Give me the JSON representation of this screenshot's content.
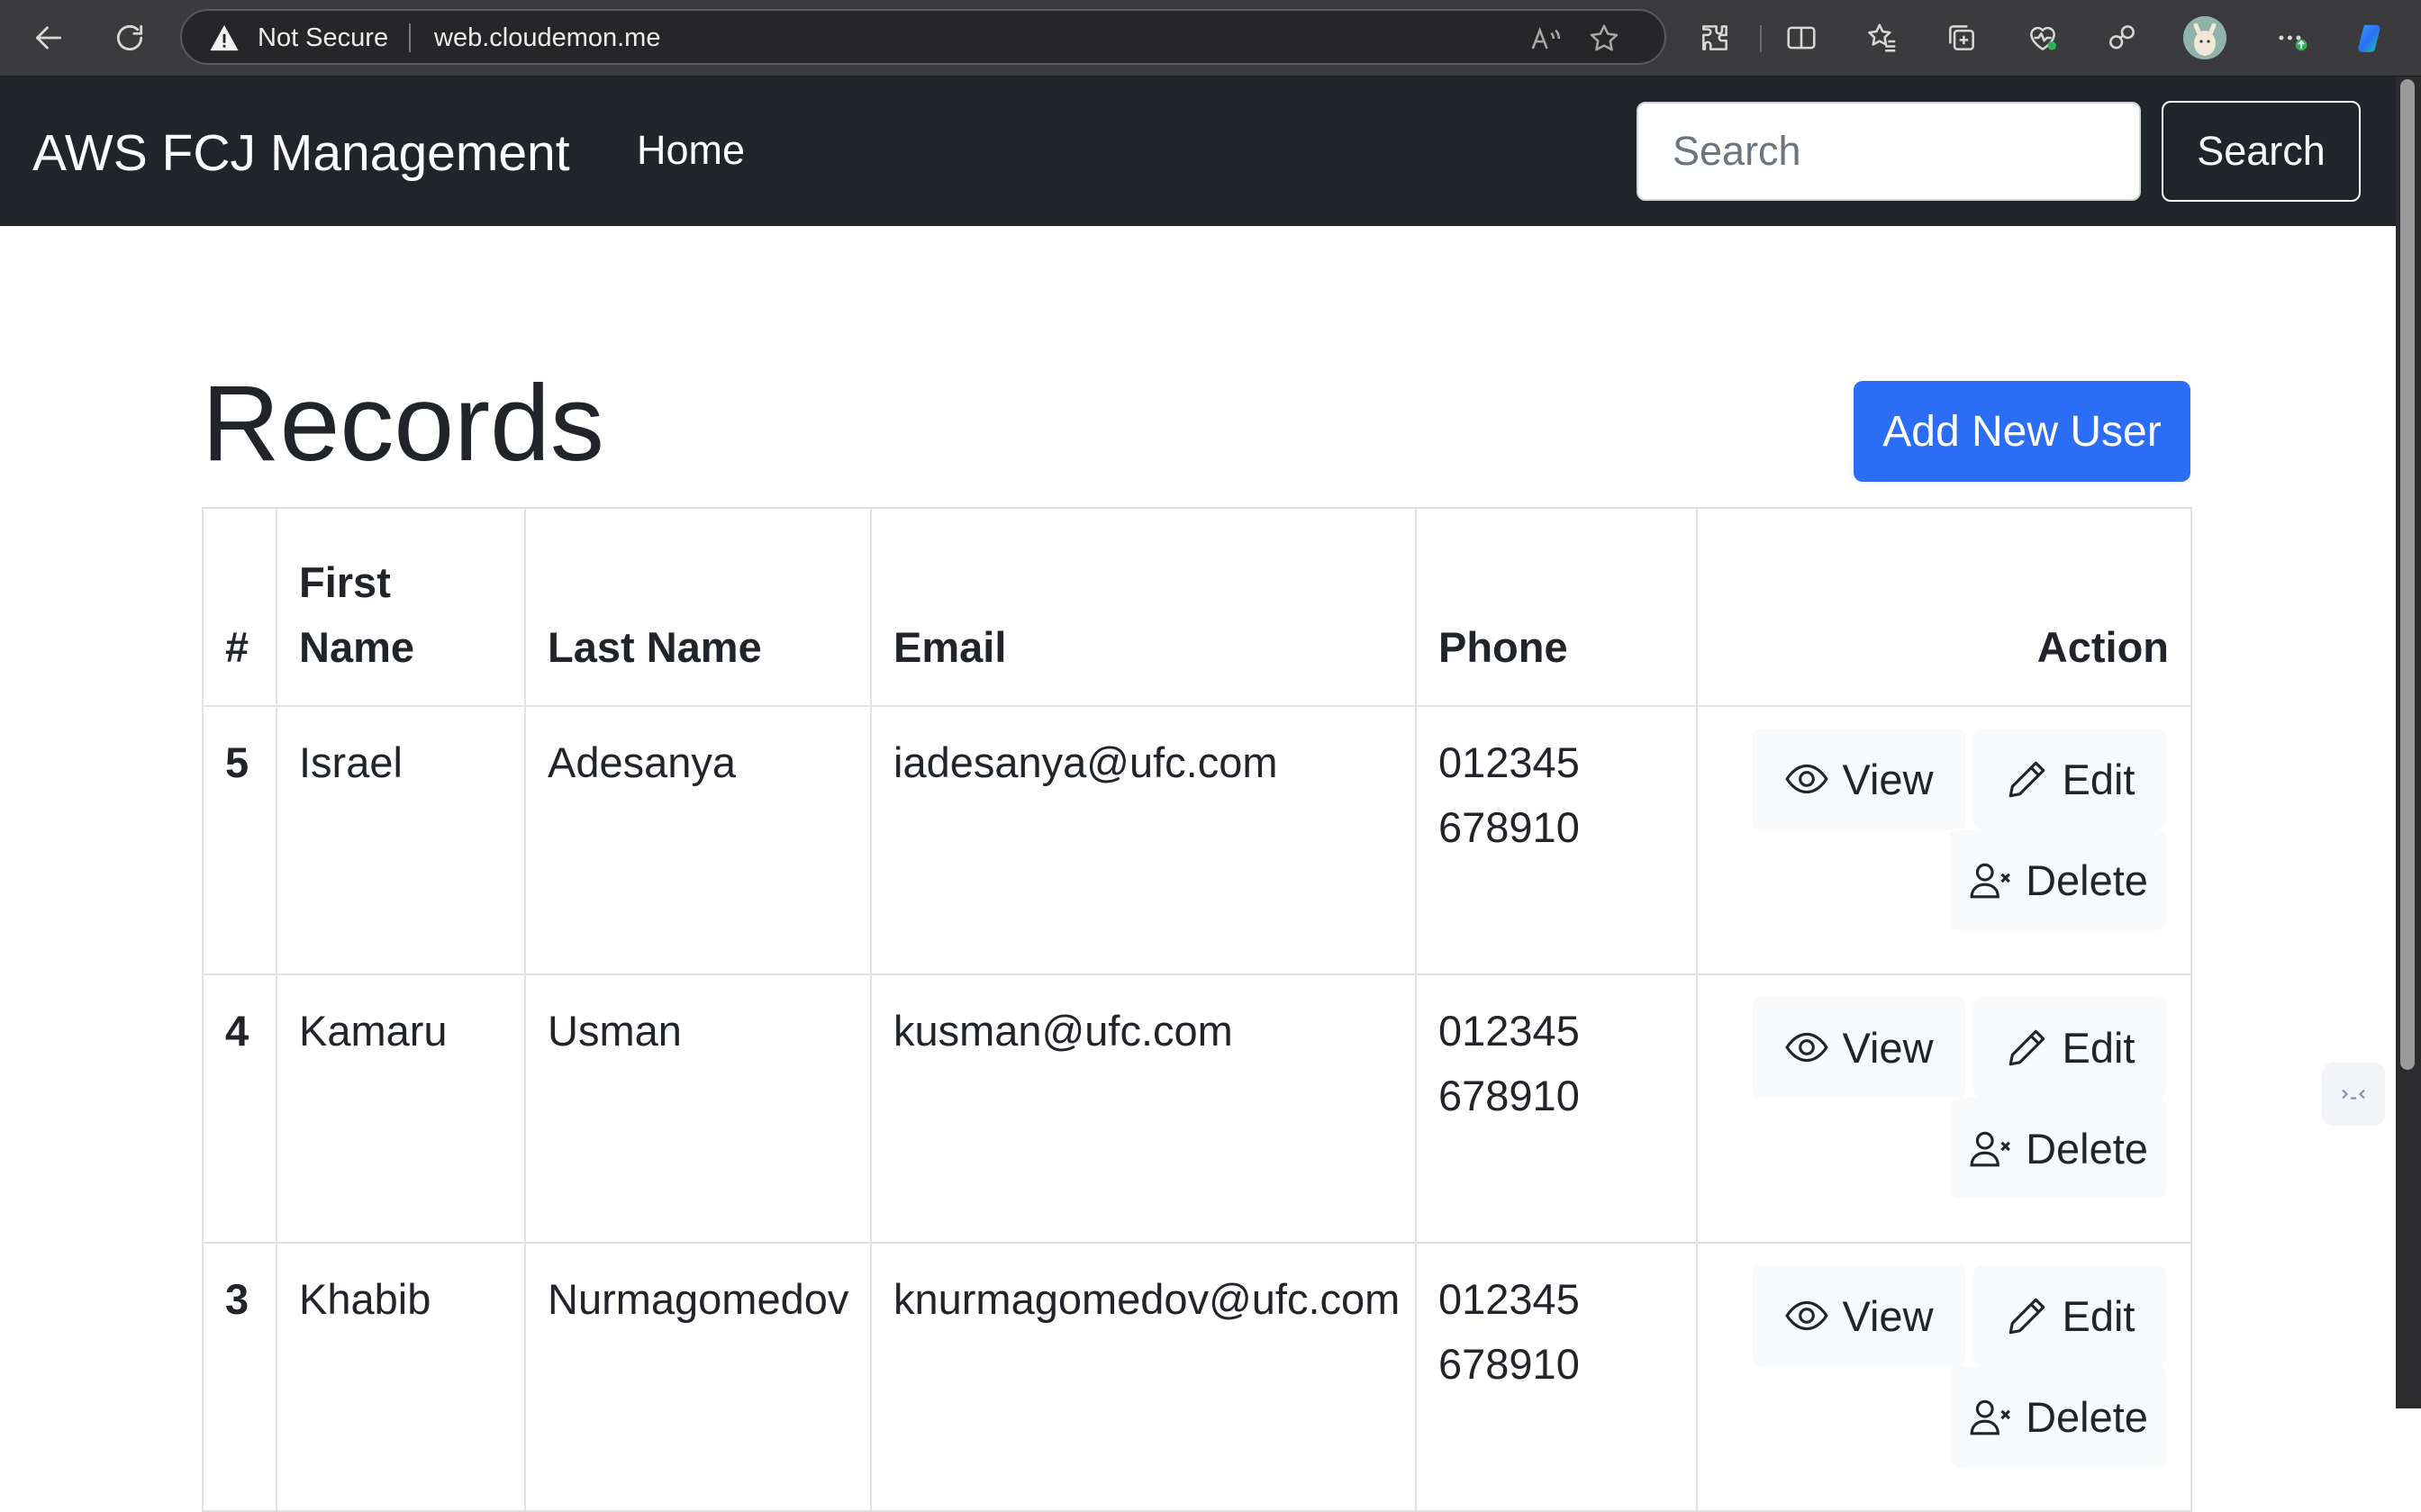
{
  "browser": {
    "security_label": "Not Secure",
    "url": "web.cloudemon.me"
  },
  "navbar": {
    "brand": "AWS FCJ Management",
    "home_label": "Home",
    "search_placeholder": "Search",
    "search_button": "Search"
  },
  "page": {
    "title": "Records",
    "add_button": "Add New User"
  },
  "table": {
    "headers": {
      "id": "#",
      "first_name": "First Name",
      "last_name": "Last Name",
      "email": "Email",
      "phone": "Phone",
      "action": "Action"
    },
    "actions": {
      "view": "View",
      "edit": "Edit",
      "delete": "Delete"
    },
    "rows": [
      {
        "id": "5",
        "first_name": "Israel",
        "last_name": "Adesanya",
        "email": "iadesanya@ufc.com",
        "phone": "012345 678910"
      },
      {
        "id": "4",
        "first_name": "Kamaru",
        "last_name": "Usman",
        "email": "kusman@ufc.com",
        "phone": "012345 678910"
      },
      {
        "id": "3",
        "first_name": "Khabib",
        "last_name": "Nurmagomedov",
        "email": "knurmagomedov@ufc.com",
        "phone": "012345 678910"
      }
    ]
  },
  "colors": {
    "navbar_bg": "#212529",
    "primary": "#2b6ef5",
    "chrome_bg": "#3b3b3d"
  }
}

==

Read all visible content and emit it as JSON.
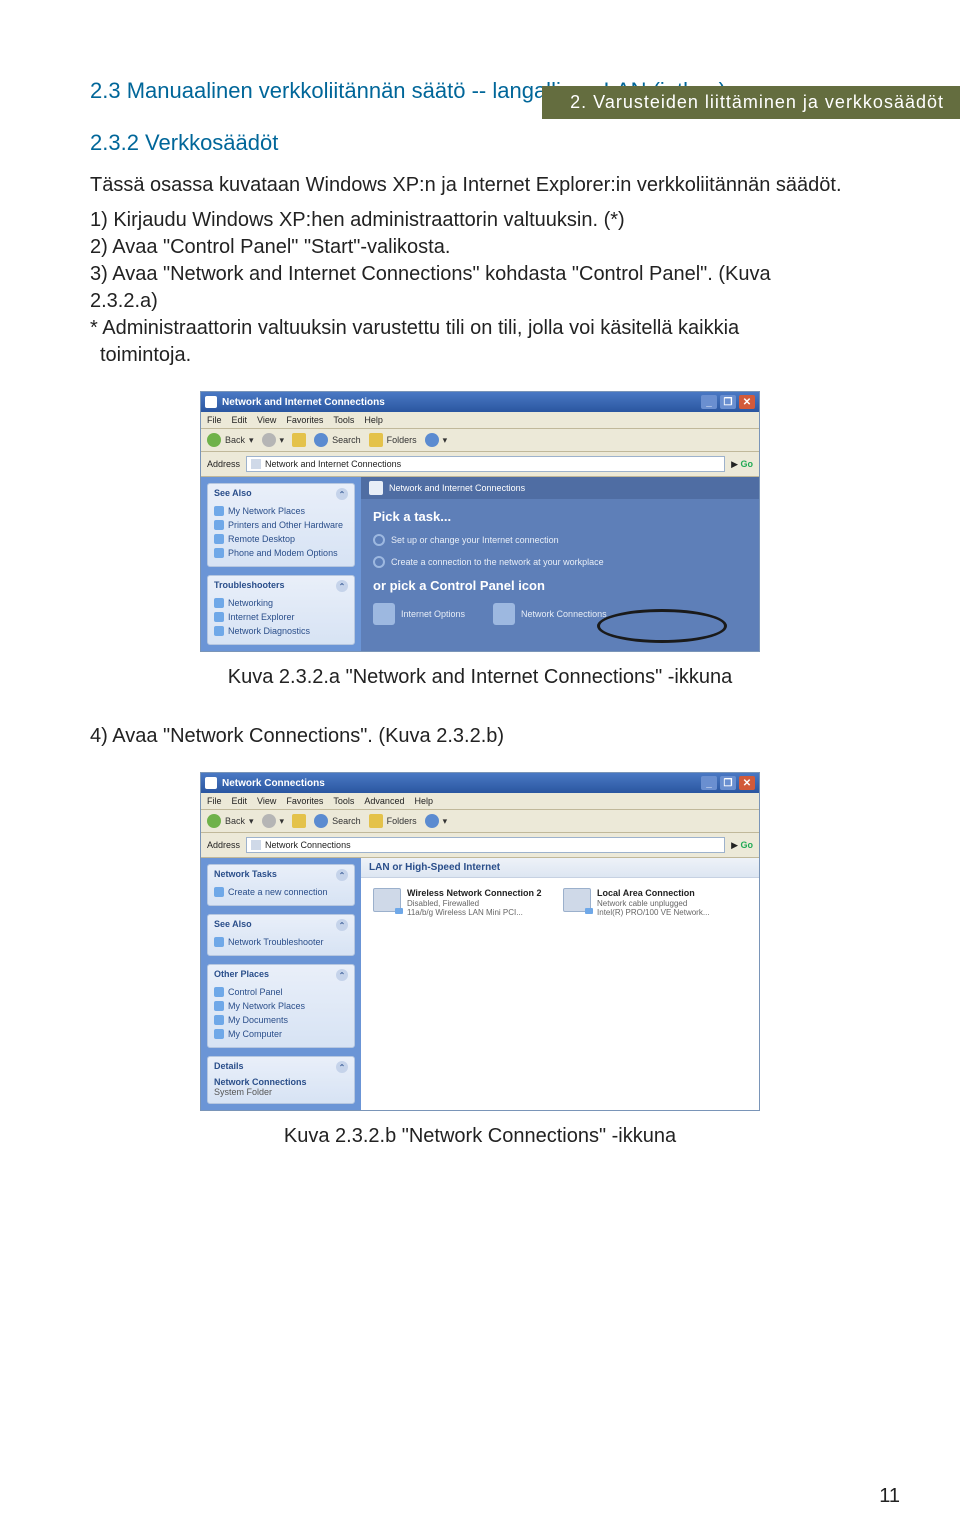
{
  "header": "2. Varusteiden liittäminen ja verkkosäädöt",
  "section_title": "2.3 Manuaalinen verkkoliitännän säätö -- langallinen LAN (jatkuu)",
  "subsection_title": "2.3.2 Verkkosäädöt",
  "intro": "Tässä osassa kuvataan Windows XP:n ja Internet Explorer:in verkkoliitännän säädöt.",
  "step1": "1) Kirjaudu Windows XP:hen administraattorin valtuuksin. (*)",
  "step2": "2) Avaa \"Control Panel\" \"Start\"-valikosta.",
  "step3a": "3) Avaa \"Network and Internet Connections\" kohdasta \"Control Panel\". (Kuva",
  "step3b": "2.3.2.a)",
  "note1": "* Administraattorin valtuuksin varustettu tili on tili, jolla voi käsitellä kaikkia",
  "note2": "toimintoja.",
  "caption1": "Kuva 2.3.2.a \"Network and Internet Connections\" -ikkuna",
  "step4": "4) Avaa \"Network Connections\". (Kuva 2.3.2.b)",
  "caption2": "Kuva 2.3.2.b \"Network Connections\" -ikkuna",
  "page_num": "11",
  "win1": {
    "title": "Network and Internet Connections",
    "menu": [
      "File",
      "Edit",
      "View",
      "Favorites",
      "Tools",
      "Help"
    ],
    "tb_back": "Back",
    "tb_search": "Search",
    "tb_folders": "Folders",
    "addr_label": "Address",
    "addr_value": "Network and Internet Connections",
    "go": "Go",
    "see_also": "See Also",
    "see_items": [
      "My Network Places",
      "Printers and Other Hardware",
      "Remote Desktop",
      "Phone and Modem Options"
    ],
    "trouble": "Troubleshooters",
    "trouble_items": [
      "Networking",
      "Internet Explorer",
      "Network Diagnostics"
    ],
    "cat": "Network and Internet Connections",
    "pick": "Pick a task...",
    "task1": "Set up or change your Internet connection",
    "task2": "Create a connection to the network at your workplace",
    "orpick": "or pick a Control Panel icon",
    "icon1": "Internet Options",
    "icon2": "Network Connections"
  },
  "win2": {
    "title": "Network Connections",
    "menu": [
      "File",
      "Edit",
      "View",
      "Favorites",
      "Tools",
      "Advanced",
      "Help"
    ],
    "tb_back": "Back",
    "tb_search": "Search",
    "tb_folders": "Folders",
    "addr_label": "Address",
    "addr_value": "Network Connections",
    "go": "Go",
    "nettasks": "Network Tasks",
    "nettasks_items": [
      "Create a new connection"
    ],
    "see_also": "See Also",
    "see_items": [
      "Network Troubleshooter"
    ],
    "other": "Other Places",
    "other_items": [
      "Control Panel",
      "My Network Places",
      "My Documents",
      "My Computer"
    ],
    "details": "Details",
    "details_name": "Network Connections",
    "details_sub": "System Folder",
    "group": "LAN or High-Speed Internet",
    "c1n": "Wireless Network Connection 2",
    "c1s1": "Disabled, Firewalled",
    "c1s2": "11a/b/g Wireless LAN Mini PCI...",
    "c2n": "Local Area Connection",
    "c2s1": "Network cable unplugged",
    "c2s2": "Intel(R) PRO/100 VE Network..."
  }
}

---

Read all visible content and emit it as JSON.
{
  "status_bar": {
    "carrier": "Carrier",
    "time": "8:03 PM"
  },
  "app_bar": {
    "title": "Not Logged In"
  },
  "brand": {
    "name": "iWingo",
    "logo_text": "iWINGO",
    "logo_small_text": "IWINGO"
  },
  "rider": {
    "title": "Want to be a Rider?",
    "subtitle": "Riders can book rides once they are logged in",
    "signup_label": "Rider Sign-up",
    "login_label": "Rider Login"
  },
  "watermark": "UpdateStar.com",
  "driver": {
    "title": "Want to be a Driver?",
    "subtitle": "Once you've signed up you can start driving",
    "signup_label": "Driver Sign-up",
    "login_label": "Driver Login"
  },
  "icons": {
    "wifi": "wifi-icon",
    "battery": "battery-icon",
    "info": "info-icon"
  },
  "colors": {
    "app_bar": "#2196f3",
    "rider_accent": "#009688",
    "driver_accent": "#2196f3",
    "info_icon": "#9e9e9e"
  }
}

# Problem requirements:
Give every line of the material that includes the string "Connections".

# Exercise output:
  "step3a": "3) Avaa \"Network and Internet Connections\" kohdasta \"Control Panel\". (Kuva",
  "caption1": "Kuva 2.3.2.a \"Network and Internet Connections\" -ikkuna",
  "step4": "4) Avaa \"Network Connections\". (Kuva 2.3.2.b)",
  "caption2": "Kuva 2.3.2.b \"Network Connections\" -ikkuna",
    "title": "Network and Internet Connections",
    "addr_value": "Network and Internet Connections",
    "cat": "Network and Internet Connections",
    "icon2": "Network Connections"
    "title": "Network Connections",
    "addr_value": "Network Connections",
    "details_name": "Network Connections",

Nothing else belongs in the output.